What you will do — Return the material exactly as supplied, apart from the pictures, which are omitted.

Data to use —
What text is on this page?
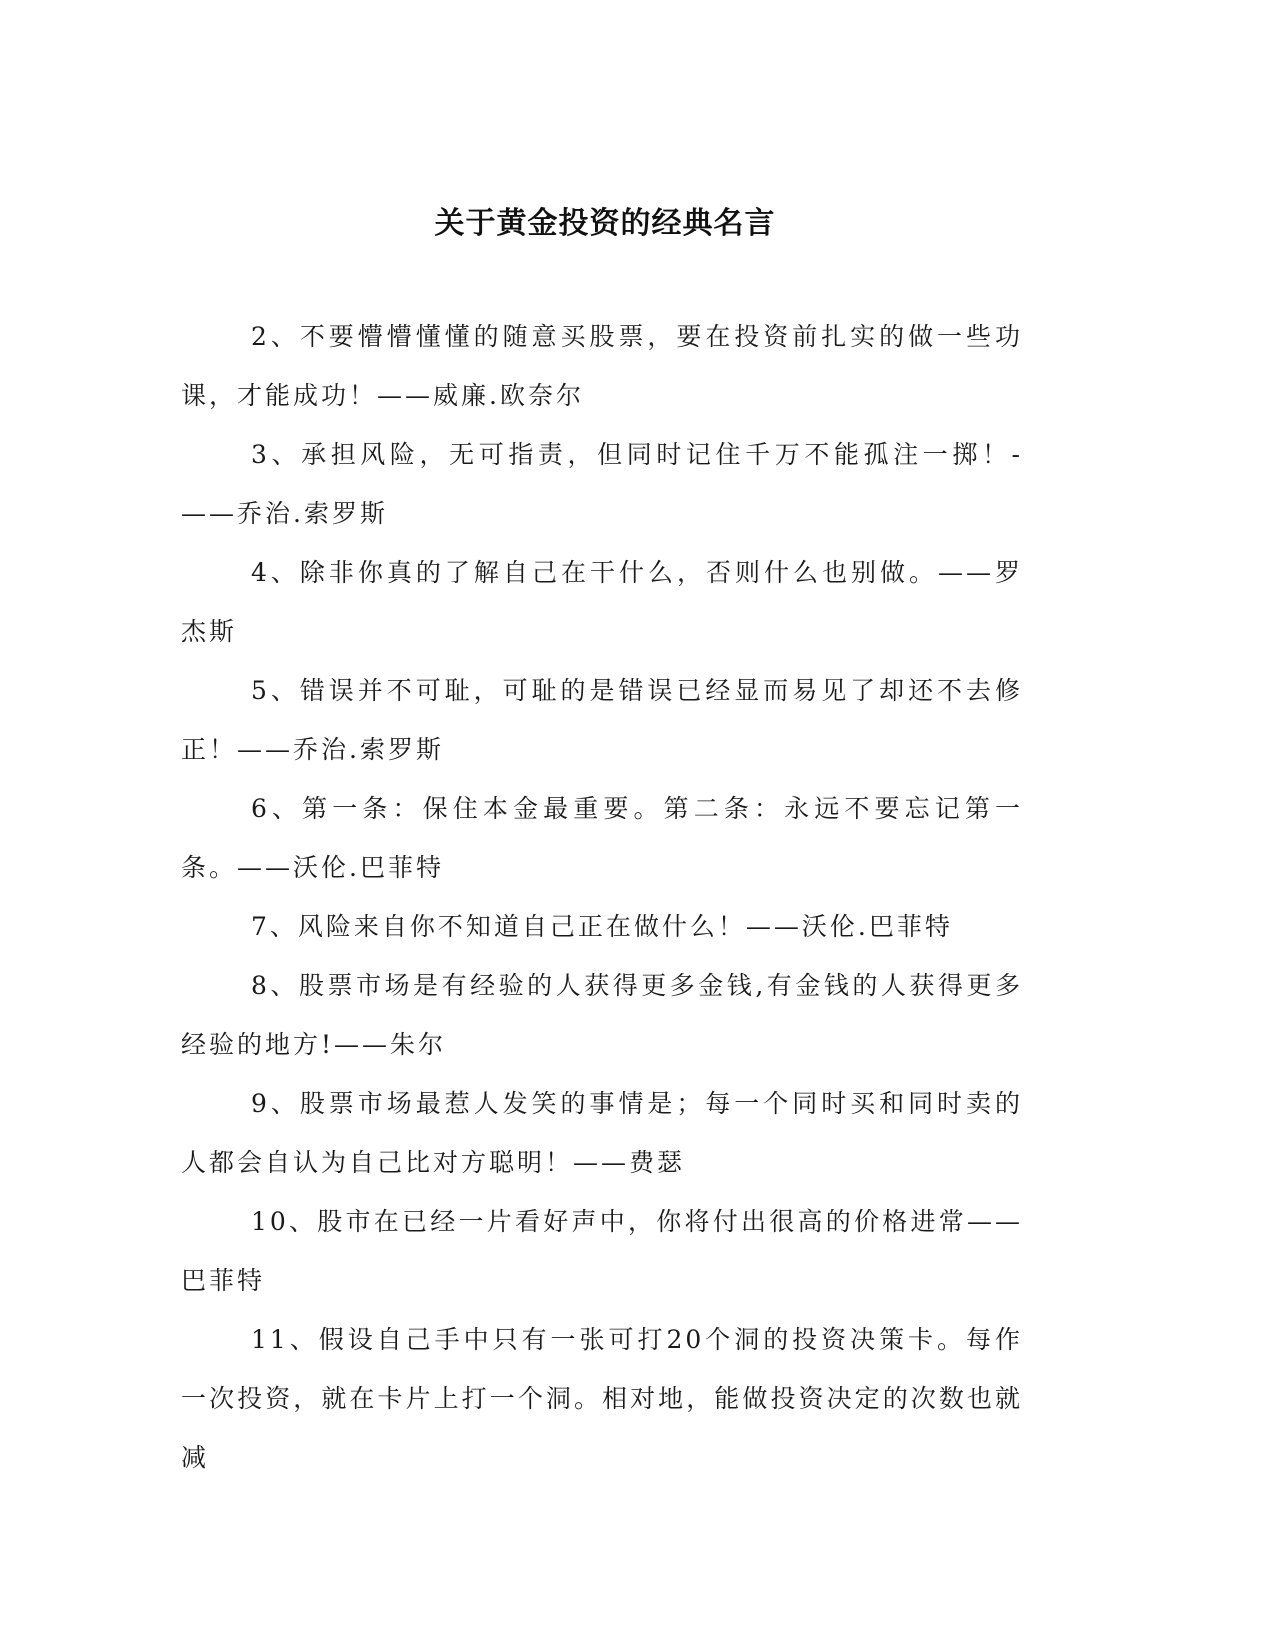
关于黄金投资的经典名言

2、不要懵懵懂懂的随意买股票，要在投资前扎实的做一些功课，才能成功！——威廉.欧奈尔

3、承担风险，无可指责，但同时记住千万不能孤注一掷！-——乔治.索罗斯

4、除非你真的了解自己在干什么，否则什么也别做。——罗杰斯

5、错误并不可耻，可耻的是错误已经显而易见了却还不去修正！——乔治.索罗斯

6、第一条：保住本金最重要。第二条：永远不要忘记第一条。——沃伦.巴菲特

7、风险来自你不知道自己正在做什么！——沃伦.巴菲特

8、股票市场是有经验的人获得更多金钱,有金钱的人获得更多经验的地方!——朱尔

9、股票市场最惹人发笑的事情是；每一个同时买和同时卖的人都会自认为自己比对方聪明！——费瑟

10、股市在已经一片看好声中，你将付出很高的价格进常——巴菲特

11、假设自己手中只有一张可打20个洞的投资决策卡。每作一次投资，就在卡片上打一个洞。相对地，能做投资决定的次数也就减
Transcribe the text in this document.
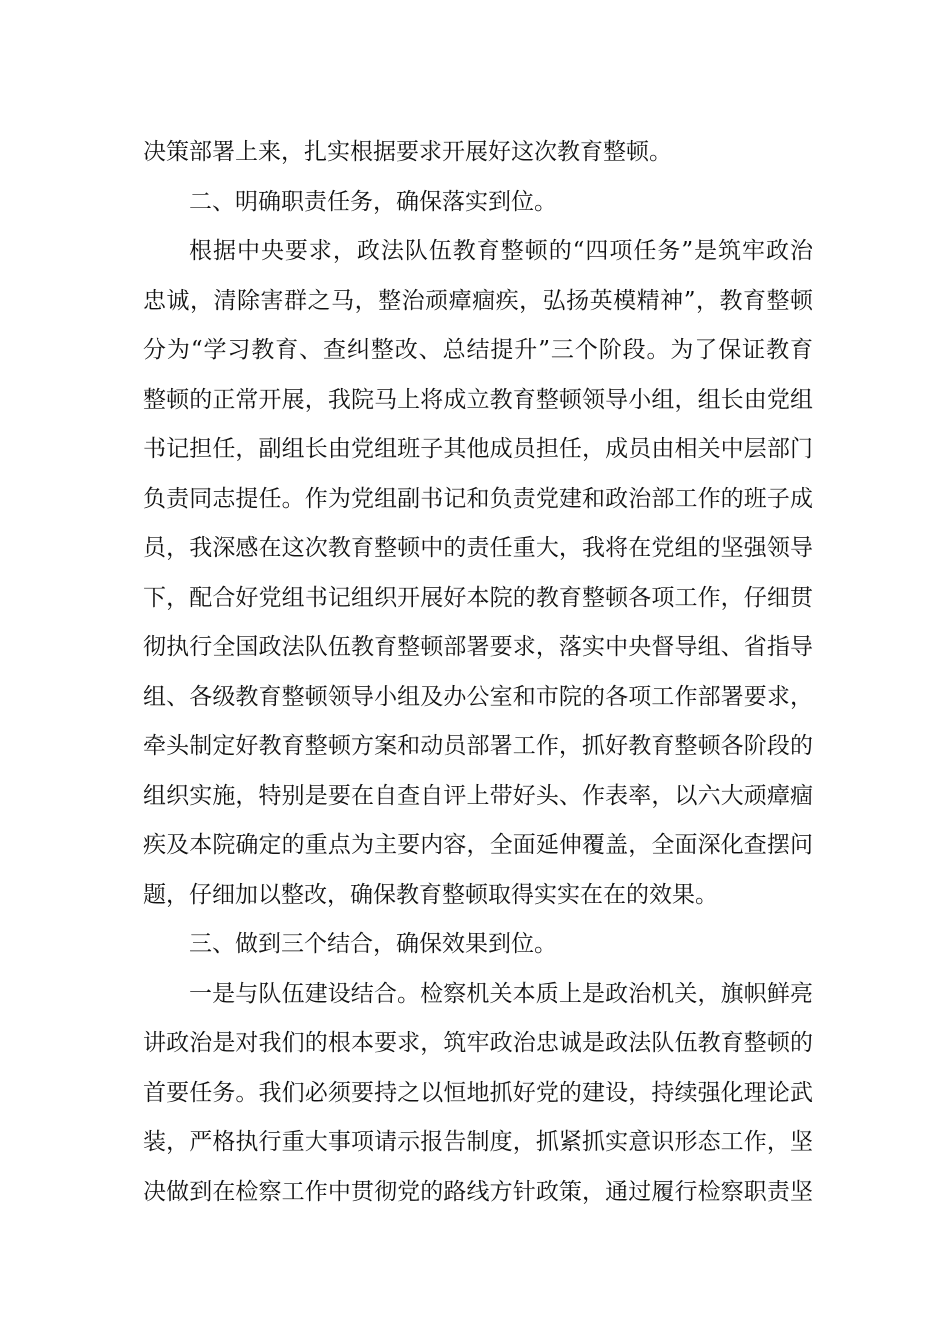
决策部署上来，扎实根据要求开展好这次教育整顿。
二、明确职责任务，确保落实到位。
根据中央要求，政法队伍教育整顿的“四项任务”是筑牢政治
忠诚，清除害群之马，整治顽瘴痼疾，弘扬英模精神”，教育整顿
分为“学习教育、查纠整改、总结提升”三个阶段。为了保证教育
整顿的正常开展，我院马上将成立教育整顿领导小组，组长由党组
书记担任，副组长由党组班子其他成员担任，成员由相关中层部门
负责同志提任。作为党组副书记和负责党建和政治部工作的班子成
员，我深感在这次教育整顿中的责任重大，我将在党组的坚强领导
下，配合好党组书记组织开展好本院的教育整顿各项工作，仔细贯
彻执行全国政法队伍教育整顿部署要求，落实中央督导组、省指导
组、各级教育整顿领导小组及办公室和市院的各项工作部署要求，
牵头制定好教育整顿方案和动员部署工作，抓好教育整顿各阶段的
组织实施，特别是要在自查自评上带好头、作表率，以六大顽瘴痼
疾及本院确定的重点为主要内容，全面延伸覆盖，全面深化查摆问
题，仔细加以整改，确保教育整顿取得实实在在的效果。
三、做到三个结合，确保效果到位。
一是与队伍建设结合。检察机关本质上是政治机关，旗帜鲜亮
讲政治是对我们的根本要求，筑牢政治忠诚是政法队伍教育整顿的
首要任务。我们必须要持之以恒地抓好党的建设，持续强化理论武
装，严格执行重大事项请示报告制度，抓紧抓实意识形态工作，坚
决做到在检察工作中贯彻党的路线方针政策，通过履行检察职责坚
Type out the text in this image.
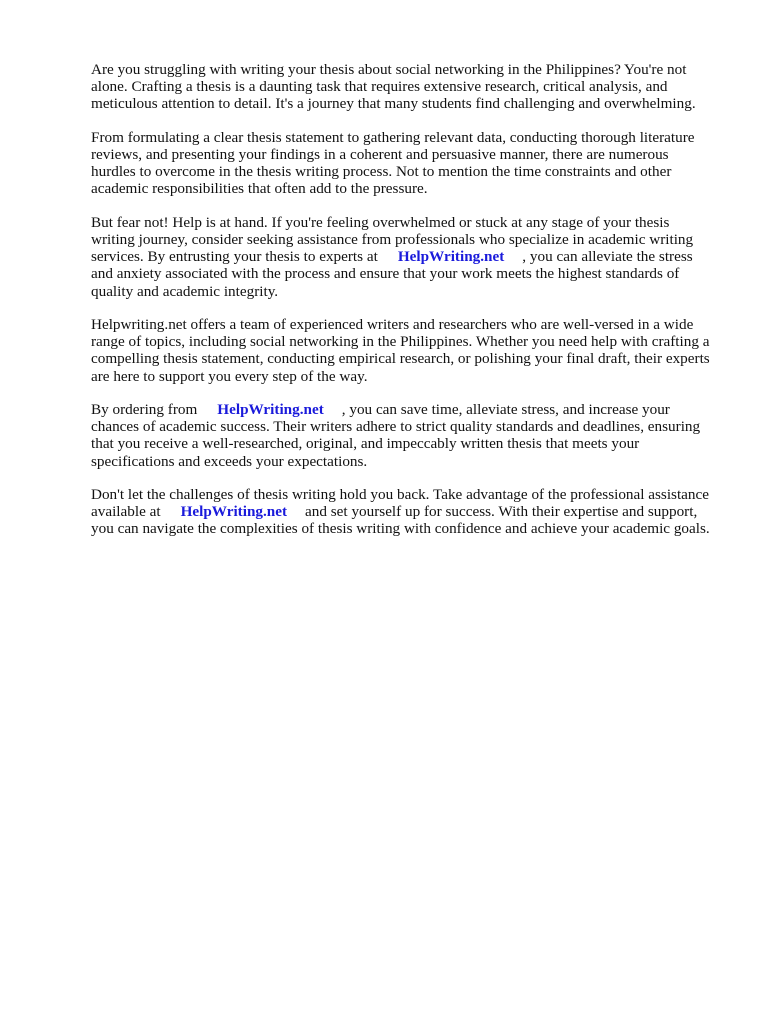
Are you struggling with writing your thesis about social networking in the Philippines? You're not alone. Crafting a thesis is a daunting task that requires extensive research, critical analysis, and meticulous attention to detail. It's a journey that many students find challenging and overwhelming.

From formulating a clear thesis statement to gathering relevant data, conducting thorough literature reviews, and presenting your findings in a coherent and persuasive manner, there are numerous hurdles to overcome in the thesis writing process. Not to mention the time constraints and other academic responsibilities that often add to the pressure.

But fear not! Help is at hand. If you're feeling overwhelmed or stuck at any stage of your thesis writing journey, consider seeking assistance from professionals who specialize in academic writing services. By entrusting your thesis to experts at HelpWriting.net , you can alleviate the stress and anxiety associated with the process and ensure that your work meets the highest standards of quality and academic integrity.

Helpwriting.net offers a team of experienced writers and researchers who are well-versed in a wide range of topics, including social networking in the Philippines. Whether you need help with crafting a compelling thesis statement, conducting empirical research, or polishing your final draft, their experts are here to support you every step of the way.

By ordering from HelpWriting.net , you can save time, alleviate stress, and increase your chances of academic success. Their writers adhere to strict quality standards and deadlines, ensuring that you receive a well-researched, original, and impeccably written thesis that meets your specifications and exceeds your expectations.

Don't let the challenges of thesis writing hold you back. Take advantage of the professional assistance available at HelpWriting.net and set yourself up for success. With their expertise and support, you can navigate the complexities of thesis writing with confidence and achieve your academic goals.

Output —
What text is on this page?
关于黄金投资的经典名言

2、不要懵懵懂懂的随意买股票，要在投资前扎实的做一些功课，才能成功！——威廉.欧奈尔

3、承担风险，无可指责，但同时记住千万不能孤注一掷！-——乔治.索罗斯

4、除非你真的了解自己在干什么，否则什么也别做。——罗杰斯

5、错误并不可耻，可耻的是错误已经显而易见了却还不去修正！——乔治.索罗斯

6、第一条：保住本金最重要。第二条：永远不要忘记第一条。——沃伦.巴菲特

7、风险来自你不知道自己正在做什么！——沃伦.巴菲特

8、股票市场是有经验的人获得更多金钱,有金钱的人获得更多经验的地方!——朱尔

9、股票市场最惹人发笑的事情是；每一个同时买和同时卖的人都会自认为自己比对方聪明！——费瑟

10、股市在已经一片看好声中，你将付出很高的价格进常——巴菲特

11、假设自己手中只有一张可打20个洞的投资决策卡。每作一次投资，就在卡片上打一个洞。相对地，能做投资决定的次数也就减
Transcribe the text in this document.
决策部署上来，扎实根据要求开展好这次教育整顿。
二、明确职责任务，确保落实到位。
根据中央要求，政法队伍教育整顿的“四项任务”是筑牢政治
忠诚，清除害群之马，整治顽瘴痼疾，弘扬英模精神”，教育整顿
分为“学习教育、查纠整改、总结提升”三个阶段。为了保证教育
整顿的正常开展，我院马上将成立教育整顿领导小组，组长由党组
书记担任，副组长由党组班子其他成员担任，成员由相关中层部门
负责同志提任。作为党组副书记和负责党建和政治部工作的班子成
员，我深感在这次教育整顿中的责任重大，我将在党组的坚强领导
下，配合好党组书记组织开展好本院的教育整顿各项工作，仔细贯
彻执行全国政法队伍教育整顿部署要求，落实中央督导组、省指导
组、各级教育整顿领导小组及办公室和市院的各项工作部署要求，
牵头制定好教育整顿方案和动员部署工作，抓好教育整顿各阶段的
组织实施，特别是要在自查自评上带好头、作表率，以六大顽瘴痼
疾及本院确定的重点为主要内容，全面延伸覆盖，全面深化查摆问
题，仔细加以整改，确保教育整顿取得实实在在的效果。
三、做到三个结合，确保效果到位。
一是与队伍建设结合。检察机关本质上是政治机关，旗帜鲜亮
讲政治是对我们的根本要求，筑牢政治忠诚是政法队伍教育整顿的
首要任务。我们必须要持之以恒地抓好党的建设，持续强化理论武
装，严格执行重大事项请示报告制度，抓紧抓实意识形态工作，坚
决做到在检察工作中贯彻党的路线方针政策，通过履行检察职责坚
Type out the text in this image.
Are you struggling with writing your thesis about social networking in the Philippines? You're not alone. Crafting a thesis is a daunting task that requires extensive research, critical analysis, and meticulous attention to detail. It's a journey that many students find challenging and overwhelming.

From formulating a clear thesis statement to gathering relevant data, conducting thorough literature reviews, and presenting your findings in a coherent and persuasive manner, there are numerous hurdles to overcome in the thesis writing process. Not to mention the time constraints and other academic responsibilities that often add to the pressure.

But fear not! Help is at hand. If you're feeling overwhelmed or stuck at any stage of your thesis writing journey, consider seeking assistance from professionals who specialize in academic writing services. By entrusting your thesis to experts at HelpWriting.net , you can alleviate the stress and anxiety associated with the process and ensure that your work meets the highest standards of quality and academic integrity.

Helpwriting.net offers a team of experienced writers and researchers who are well-versed in a wide range of topics, including social networking in the Philippines. Whether you need help with crafting a compelling thesis statement, conducting empirical research, or polishing your final draft, their experts are here to support you every step of the way.

By ordering from HelpWriting.net , you can save time, alleviate stress, and increase your chances of academic success. Their writers adhere to strict quality standards and deadlines, ensuring that you receive a well-researched, original, and impeccably written thesis that meets your specifications and exceeds your expectations.

Don't let the challenges of thesis writing hold you back. Take advantage of the professional assistance available at HelpWriting.net and set yourself up for success. With their expertise and support, you can navigate the complexities of thesis writing with confidence and achieve your academic goals.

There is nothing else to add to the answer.